**PAGE EXCERPT**

One effective tool to determine if researchers have successfully manipulated a particular variable is to conduct a manipulation check to assess if the treatment functioned as the researchers intended. For example, if coaching entailed studying a SAT prep guide, then one possible manipulation check question could be asking whether study participants used prep guides before the exam. If we found that students in the treatment group used their prep guides while students in the no-treatment group refrained from using any prep guides, we would have construct validity evidence that our manipulation was accurately followed by participants. Alternatively, if we found that students in both groups used prep guides or received other types of coaching, then we would have evidence that our manipulation was contaminated and failed to represent the manipulated construct we intended.
In sum, construct validity entails separately evaluating whether researchers have accurately measured and/or manipulated each of their variables under investigation. If we think one or more variables are suspect in accurately representing what the researchers want represented, then we would critique the study on its overall construct validity. We have covered a lot of material, and once again it could be easy to get lost in terms and jargon. However, to help reinforce your ability to literally see the “bigger picture,” look again at Figure 7.1 to see how construct validity provides an overarching umbrella to organize and synthesize a wide range of associated concepts.
External Validity
External validity involves making a systematic evaluation of the accuracy and strength of the ability to generalize the results beyond the current study. When assessing external validity, we typically ask if the study’s results can be generalized and applied to other people, settings, or times.
Once again, many related validity terms and subtypes of external validity have been proposed that we would like to organize under the overarching umbrella of external validity (e.g., Bracht & Glass, 1968). Specifically, population validity entails the extent to which findings can be generalized beyond the participants of a study to the population at large. Ecological validity entails the extent to which findings can be generalized across different settings, particularly more naturalistic, real-world settings. Temporal validity entails the extent to which the findings of a particular study can be generalized across time. For example, would the results of a study conducted in 1950 still apply and generalize to today if the study was replicated? Rather than talking about external validity in broad terms, these additional concepts have appeared to help researchers highlight a specific facet of external validity focused on generalizing across people, settings, or time.

**SOURCE MATERIAL**
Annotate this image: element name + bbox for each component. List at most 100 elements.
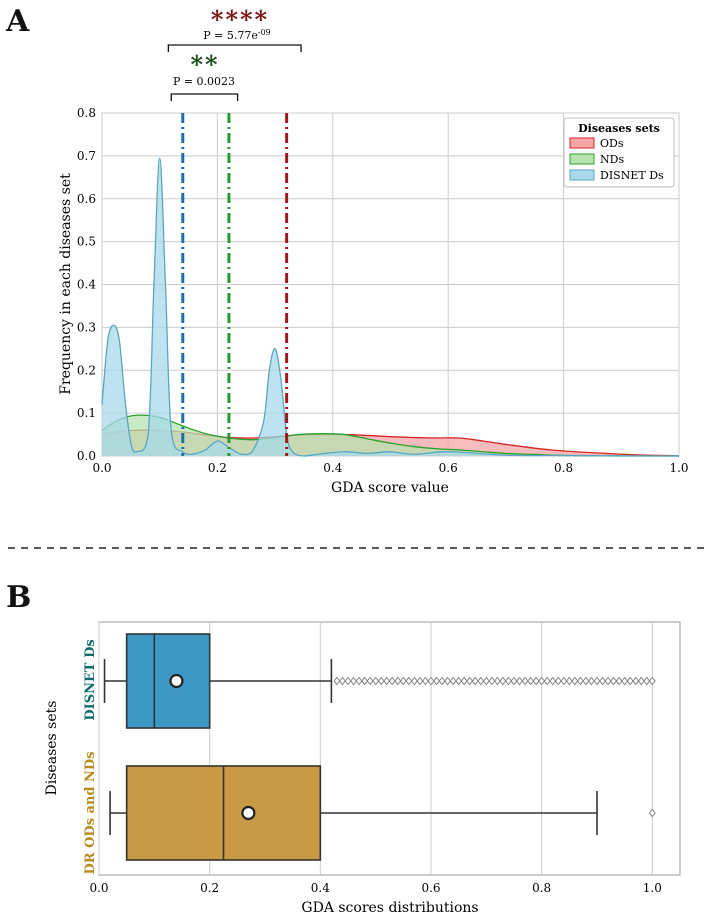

**EXERCISE REQUIREMENTS**
(1) From the passage on research validity, extract everything from "In sum, construct" down to "of associated concepts.".
(2) Answer these questions using the passage on research validity.
(a) What does a manipulation check assess?
(b) Which figure does the passage suggest looking at again to see the bigger picture of construct validity?
(c) What is the term for the extent to which a study's findings can be generalized across time?

**RESPONSES**
(1)
In sum, construct validity entails separately evaluating whether researchers have accurately measured and/or manipulated each of their variables under investigation. If we think one or more variables are suspect in accurately representing what the researchers want represented, then we would critique the study on its overall construct validity. We have covered a lot of material, and once again it could be easy to get lost in terms and jargon. However, to help reinforce your ability to literally see the “bigger picture,” look again at Figure 7.1 to see how construct validity provides an overarching umbrella to organize and synthesize a wide range of associated concepts.

(2)
(a) It assesses whether the treatment functioned as the researchers intended.
(b) Figure 7.1
(c) Temporal validity